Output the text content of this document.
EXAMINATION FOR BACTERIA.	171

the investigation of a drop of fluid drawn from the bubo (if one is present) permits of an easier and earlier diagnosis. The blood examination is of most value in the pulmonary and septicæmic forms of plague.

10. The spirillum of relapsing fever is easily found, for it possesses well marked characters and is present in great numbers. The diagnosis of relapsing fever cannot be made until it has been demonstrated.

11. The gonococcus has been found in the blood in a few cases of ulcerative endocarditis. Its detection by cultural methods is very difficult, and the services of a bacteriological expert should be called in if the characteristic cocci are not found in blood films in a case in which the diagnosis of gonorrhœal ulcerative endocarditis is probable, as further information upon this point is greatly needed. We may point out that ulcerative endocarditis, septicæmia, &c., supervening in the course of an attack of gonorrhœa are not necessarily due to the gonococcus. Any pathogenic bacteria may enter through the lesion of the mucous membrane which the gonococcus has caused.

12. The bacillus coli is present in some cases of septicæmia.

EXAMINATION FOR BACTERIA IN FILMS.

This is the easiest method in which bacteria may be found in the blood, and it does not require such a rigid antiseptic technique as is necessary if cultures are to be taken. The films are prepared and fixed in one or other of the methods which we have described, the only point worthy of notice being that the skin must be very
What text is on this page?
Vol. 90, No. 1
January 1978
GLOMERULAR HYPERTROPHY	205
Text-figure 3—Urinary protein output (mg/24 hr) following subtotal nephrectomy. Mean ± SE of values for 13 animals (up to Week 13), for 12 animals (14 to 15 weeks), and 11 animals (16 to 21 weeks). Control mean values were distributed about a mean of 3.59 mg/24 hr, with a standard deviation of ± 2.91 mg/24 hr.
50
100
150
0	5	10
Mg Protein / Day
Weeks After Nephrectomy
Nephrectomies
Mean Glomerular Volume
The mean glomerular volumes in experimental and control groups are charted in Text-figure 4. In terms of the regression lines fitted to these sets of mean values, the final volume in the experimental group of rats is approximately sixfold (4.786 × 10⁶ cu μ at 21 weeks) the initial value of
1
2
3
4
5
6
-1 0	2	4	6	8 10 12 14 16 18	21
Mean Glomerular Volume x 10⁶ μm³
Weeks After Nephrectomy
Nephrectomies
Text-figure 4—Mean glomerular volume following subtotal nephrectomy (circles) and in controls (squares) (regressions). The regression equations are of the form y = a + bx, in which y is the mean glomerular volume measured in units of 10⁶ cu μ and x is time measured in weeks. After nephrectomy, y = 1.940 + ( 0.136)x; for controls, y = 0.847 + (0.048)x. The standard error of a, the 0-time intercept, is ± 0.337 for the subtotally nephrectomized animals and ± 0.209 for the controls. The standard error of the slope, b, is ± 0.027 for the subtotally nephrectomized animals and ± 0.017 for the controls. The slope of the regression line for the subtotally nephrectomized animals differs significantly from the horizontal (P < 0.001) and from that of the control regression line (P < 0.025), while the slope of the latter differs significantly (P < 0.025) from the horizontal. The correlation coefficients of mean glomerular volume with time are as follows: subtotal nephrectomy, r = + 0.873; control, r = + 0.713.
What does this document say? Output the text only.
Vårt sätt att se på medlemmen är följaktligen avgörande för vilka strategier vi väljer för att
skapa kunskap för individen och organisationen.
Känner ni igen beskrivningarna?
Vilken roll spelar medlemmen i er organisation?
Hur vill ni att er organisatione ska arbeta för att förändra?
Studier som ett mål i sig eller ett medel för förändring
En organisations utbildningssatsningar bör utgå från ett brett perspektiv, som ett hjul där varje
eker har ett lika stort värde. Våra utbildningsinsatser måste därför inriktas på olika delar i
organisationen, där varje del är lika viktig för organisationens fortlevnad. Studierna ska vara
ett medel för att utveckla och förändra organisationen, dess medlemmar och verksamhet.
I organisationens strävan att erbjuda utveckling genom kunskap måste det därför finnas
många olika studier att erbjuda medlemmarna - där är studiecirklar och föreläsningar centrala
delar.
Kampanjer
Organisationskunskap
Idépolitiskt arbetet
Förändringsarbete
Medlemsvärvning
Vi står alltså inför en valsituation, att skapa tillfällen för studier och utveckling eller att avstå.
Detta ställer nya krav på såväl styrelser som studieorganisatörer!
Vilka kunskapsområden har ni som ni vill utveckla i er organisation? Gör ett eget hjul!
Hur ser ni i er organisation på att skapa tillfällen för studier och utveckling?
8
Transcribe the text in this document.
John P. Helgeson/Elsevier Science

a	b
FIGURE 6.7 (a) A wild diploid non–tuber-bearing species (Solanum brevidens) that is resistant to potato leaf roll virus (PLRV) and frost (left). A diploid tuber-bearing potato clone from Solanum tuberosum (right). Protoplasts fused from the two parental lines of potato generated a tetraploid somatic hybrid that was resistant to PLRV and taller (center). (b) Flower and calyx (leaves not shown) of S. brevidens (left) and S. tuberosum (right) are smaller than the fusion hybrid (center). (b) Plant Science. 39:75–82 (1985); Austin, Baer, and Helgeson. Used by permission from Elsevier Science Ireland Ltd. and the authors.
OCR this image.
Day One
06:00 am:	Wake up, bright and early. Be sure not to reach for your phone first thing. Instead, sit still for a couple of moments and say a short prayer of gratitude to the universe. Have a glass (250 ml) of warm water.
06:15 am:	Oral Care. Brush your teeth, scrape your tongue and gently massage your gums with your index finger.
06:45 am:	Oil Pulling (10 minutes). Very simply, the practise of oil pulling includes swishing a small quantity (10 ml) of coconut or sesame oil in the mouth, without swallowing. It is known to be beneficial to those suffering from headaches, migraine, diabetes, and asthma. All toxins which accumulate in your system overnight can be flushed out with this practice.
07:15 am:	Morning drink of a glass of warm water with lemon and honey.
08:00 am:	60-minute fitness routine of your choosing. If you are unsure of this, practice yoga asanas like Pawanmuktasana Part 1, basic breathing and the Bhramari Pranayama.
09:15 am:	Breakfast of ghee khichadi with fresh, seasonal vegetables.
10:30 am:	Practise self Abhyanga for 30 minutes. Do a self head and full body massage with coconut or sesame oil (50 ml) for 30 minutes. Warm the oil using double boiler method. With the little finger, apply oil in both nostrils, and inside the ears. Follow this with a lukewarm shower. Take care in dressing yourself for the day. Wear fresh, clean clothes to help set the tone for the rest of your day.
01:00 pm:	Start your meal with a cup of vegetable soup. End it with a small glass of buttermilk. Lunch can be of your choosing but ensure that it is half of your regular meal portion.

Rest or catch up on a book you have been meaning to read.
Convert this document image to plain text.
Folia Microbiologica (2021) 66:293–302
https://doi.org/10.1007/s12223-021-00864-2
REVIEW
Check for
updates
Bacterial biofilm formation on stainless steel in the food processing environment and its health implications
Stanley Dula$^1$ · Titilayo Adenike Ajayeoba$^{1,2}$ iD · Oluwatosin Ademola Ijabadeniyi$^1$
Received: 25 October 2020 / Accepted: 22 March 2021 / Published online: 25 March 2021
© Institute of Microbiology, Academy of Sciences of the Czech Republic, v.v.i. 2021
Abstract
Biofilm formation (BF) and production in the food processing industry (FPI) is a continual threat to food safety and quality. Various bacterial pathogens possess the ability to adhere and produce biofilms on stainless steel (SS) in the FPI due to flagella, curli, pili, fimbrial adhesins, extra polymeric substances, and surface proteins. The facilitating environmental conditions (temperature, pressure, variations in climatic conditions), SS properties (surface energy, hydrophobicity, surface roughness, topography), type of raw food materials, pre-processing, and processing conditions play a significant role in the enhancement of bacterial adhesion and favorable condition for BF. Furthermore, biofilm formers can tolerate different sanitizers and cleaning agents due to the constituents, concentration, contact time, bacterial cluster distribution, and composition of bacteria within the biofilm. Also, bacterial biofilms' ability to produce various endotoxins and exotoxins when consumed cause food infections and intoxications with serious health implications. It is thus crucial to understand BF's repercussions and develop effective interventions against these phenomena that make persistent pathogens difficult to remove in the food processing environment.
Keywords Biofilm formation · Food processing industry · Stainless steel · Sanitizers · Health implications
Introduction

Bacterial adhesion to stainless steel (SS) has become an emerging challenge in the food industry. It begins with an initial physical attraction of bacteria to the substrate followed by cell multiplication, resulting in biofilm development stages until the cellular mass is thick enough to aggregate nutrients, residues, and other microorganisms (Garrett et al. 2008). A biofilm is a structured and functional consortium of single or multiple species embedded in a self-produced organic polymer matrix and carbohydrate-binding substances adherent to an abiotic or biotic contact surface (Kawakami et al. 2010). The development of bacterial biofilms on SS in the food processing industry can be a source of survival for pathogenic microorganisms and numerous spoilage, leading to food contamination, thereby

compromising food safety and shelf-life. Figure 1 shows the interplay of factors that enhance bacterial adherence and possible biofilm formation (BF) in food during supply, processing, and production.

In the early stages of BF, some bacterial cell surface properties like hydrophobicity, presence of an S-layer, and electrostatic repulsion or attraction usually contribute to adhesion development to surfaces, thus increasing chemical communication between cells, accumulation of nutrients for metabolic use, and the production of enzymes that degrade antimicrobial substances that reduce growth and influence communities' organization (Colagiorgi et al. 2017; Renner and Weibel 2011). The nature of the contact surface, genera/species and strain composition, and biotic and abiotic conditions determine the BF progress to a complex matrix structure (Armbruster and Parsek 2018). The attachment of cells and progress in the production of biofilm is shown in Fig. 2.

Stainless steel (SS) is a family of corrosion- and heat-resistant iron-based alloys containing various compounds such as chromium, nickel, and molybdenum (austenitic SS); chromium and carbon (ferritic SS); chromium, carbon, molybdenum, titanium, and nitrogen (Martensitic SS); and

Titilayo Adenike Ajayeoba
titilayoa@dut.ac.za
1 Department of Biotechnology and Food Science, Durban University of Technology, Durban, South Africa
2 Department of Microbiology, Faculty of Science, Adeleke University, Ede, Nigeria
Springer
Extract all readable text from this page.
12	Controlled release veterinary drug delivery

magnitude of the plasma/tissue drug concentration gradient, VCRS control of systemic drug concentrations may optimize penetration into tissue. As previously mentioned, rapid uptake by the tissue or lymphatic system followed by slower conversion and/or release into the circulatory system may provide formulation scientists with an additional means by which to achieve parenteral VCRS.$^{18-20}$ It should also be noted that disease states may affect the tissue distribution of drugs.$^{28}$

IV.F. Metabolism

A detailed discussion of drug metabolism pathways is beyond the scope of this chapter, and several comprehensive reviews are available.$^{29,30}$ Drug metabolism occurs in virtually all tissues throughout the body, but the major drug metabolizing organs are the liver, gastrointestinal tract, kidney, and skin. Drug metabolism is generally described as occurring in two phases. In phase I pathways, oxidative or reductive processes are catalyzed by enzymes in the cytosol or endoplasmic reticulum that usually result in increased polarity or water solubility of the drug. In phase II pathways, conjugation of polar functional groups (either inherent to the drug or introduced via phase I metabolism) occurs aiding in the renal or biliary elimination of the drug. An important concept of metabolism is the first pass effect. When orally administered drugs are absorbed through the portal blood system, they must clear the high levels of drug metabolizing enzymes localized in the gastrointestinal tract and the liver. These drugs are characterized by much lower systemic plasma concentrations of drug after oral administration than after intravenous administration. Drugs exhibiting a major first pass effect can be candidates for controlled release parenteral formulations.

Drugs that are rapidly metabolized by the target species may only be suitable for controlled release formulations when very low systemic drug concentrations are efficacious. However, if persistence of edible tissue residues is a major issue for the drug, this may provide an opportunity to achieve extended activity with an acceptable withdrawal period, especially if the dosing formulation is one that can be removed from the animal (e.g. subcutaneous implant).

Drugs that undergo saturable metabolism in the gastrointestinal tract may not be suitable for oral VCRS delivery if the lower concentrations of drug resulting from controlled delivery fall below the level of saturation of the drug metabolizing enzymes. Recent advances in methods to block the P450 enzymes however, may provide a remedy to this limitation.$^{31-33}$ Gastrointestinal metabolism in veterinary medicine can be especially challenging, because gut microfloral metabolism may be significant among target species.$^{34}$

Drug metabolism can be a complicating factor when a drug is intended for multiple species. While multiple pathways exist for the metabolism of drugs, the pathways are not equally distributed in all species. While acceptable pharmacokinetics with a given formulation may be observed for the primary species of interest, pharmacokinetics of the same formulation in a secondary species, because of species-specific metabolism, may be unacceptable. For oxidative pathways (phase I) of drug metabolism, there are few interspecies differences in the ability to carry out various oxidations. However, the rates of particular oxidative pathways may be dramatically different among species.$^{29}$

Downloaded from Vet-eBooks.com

TASK TO CARRY OUT:
Scan the data above and copy each line containing the word "page".

EXERCISE RESPONSE:
What text is on this page?
Extract all readable text from this page.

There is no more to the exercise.